═══ Data ═══

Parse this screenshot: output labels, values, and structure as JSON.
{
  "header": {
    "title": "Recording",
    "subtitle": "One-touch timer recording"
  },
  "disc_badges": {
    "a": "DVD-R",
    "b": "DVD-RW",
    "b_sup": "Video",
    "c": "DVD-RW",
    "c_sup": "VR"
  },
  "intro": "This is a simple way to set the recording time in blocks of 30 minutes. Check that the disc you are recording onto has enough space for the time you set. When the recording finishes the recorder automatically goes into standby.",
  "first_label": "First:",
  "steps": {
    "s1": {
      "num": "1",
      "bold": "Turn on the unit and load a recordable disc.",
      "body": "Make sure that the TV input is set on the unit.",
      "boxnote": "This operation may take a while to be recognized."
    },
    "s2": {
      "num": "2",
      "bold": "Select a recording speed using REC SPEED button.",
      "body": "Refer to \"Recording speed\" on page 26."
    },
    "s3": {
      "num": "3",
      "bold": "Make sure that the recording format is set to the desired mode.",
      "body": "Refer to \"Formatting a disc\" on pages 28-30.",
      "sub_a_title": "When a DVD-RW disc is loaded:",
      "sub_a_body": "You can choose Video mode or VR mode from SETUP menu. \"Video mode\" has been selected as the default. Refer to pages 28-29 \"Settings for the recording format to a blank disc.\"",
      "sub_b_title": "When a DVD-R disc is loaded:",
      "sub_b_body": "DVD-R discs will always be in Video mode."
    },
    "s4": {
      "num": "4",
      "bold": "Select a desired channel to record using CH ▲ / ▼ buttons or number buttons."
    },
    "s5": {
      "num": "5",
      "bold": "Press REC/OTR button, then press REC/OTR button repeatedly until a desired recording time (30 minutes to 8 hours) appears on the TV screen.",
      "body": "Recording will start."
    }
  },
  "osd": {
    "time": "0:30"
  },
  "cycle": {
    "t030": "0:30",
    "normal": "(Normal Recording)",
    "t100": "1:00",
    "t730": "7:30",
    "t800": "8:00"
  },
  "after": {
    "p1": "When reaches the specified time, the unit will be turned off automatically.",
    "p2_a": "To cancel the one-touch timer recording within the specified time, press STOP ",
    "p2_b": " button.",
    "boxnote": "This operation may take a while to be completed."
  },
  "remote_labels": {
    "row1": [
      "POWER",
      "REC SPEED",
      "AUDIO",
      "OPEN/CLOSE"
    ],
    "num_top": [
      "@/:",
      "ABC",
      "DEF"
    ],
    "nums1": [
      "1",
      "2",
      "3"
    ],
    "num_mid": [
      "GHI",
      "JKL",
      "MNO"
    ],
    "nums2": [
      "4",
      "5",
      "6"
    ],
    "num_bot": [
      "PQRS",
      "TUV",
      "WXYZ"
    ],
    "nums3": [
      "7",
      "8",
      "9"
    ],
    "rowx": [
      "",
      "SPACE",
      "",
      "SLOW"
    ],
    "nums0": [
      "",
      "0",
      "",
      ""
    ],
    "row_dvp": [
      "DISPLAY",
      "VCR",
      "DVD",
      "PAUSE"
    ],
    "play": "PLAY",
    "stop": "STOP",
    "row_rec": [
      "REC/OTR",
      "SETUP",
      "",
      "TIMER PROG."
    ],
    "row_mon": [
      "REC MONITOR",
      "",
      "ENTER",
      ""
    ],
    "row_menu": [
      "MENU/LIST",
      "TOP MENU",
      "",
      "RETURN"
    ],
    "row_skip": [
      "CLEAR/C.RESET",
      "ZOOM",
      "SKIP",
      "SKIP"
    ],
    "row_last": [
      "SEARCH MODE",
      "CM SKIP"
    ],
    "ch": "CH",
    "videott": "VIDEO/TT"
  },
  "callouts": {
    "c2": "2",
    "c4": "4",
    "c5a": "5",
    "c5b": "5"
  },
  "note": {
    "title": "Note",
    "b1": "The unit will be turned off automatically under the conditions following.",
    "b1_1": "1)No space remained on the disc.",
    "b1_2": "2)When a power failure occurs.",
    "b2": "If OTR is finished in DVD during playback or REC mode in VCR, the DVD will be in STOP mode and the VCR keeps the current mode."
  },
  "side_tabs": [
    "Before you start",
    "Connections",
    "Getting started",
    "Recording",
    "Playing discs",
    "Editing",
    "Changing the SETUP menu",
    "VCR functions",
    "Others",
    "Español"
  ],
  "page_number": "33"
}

═══

Description of the task> Faithfully transcribe the whole of the data.

Exercise answer>
Parse this screenshot: output labels, values, and structure as JSON.
{
  "header": {
    "title": "Recording",
    "subtitle": "One-touch timer recording"
  },
  "disc_badges": {
    "a": "DVD-R",
    "b": "DVD-RW",
    "b_sup": "Video",
    "c": "DVD-RW",
    "c_sup": "VR"
  },
  "intro": "This is a simple way to set the recording time in blocks of 30 minutes. Check that the disc you are recording onto has enough space for the time you set. When the recording finishes the recorder automatically goes into standby.",
  "first_label": "First:",
  "steps": {
    "s1": {
      "num": "1",
      "bold": "Turn on the unit and load a recordable disc.",
      "body": "Make sure that the TV input is set on the unit.",
      "boxnote": "This operation may take a while to be recognized."
    },
    "s2": {
      "num": "2",
      "bold": "Select a recording speed using REC SPEED button.",
      "body": "Refer to \"Recording speed\" on page 26."
    },
    "s3": {
      "num": "3",
      "bold": "Make sure that the recording format is set to the desired mode.",
      "body": "Refer to \"Formatting a disc\" on pages 28-30.",
      "sub_a_title": "When a DVD-RW disc is loaded:",
      "sub_a_body": "You can choose Video mode or VR mode from SETUP menu. \"Video mode\" has been selected as the default. Refer to pages 28-29 \"Settings for the recording format to a blank disc.\"",
      "sub_b_title": "When a DVD-R disc is loaded:",
      "sub_b_body": "DVD-R discs will always be in Video mode."
    },
    "s4": {
      "num": "4",
      "bold": "Select a desired channel to record using CH ▲ / ▼ buttons or number buttons."
    },
    "s5": {
      "num": "5",
      "bold": "Press REC/OTR button, then press REC/OTR button repeatedly until a desired recording time (30 minutes to 8 hours) appears on the TV screen.",
      "body": "Recording will start."
    }
  },
  "osd": {
    "time": "0:30"
  },
  "cycle": {
    "t030": "0:30",
    "normal": "(Normal Recording)",
    "t100": "1:00",
    "t730": "7:30",
    "t800": "8:00"
  },
  "after": {
    "p1": "When reaches the specified time, the unit will be turned off automatically.",
    "p2_a": "To cancel the one-touch timer recording within the specified time, press STOP ",
    "p2_b": " button.",
    "boxnote": "This operation may take a while to be completed."
  },
  "remote_labels": {
    "row1": [
      "POWER",
      "REC SPEED",
      "AUDIO",
      "OPEN/CLOSE"
    ],
    "num_top": [
      "@/:",
      "ABC",
      "DEF"
    ],
    "nums1": [
      "1",
      "2",
      "3"
    ],
    "num_mid": [
      "GHI",
      "JKL",
      "MNO"
    ],
    "nums2": [
      "4",
      "5",
      "6"
    ],
    "num_bot": [
      "PQRS",
      "TUV",
      "WXYZ"
    ],
    "nums3": [
      "7",
      "8",
      "9"
    ],
    "rowx": [
      "",
      "SPACE",
      "",
      "SLOW"
    ],
    "nums0": [
      "",
      "0",
      "",
      ""
    ],
    "row_dvp": [
      "DISPLAY",
      "VCR",
      "DVD",
      "PAUSE"
    ],
    "play": "PLAY",
    "stop": "STOP",
    "row_rec": [
      "REC/OTR",
      "SETUP",
      "",
      "TIMER PROG."
    ],
    "row_mon": [
      "REC MONITOR",
      "",
      "ENTER",
      ""
    ],
    "row_menu": [
      "MENU/LIST",
      "TOP MENU",
      "",
      "RETURN"
    ],
    "row_skip": [
      "CLEAR/C.RESET",
      "ZOOM",
      "SKIP",
      "SKIP"
    ],
    "row_last": [
      "SEARCH MODE",
      "CM SKIP"
    ],
    "ch": "CH",
    "videott": "VIDEO/TT"
  },
  "callouts": {
    "c2": "2",
    "c4": "4",
    "c5a": "5",
    "c5b": "5"
  },
  "note": {
    "title": "Note",
    "b1": "The unit will be turned off automatically under the conditions following.",
    "b1_1": "1)No space remained on the disc.",
    "b1_2": "2)When a power failure occurs.",
    "b2": "If OTR is finished in DVD during playback or REC mode in VCR, the DVD will be in STOP mode and the VCR keeps the current mode."
  },
  "side_tabs": [
    "Before you start",
    "Connections",
    "Getting started",
    "Recording",
    "Playing discs",
    "Editing",
    "Changing the SETUP menu",
    "VCR functions",
    "Others",
    "Español"
  ],
  "page_number": "33"
}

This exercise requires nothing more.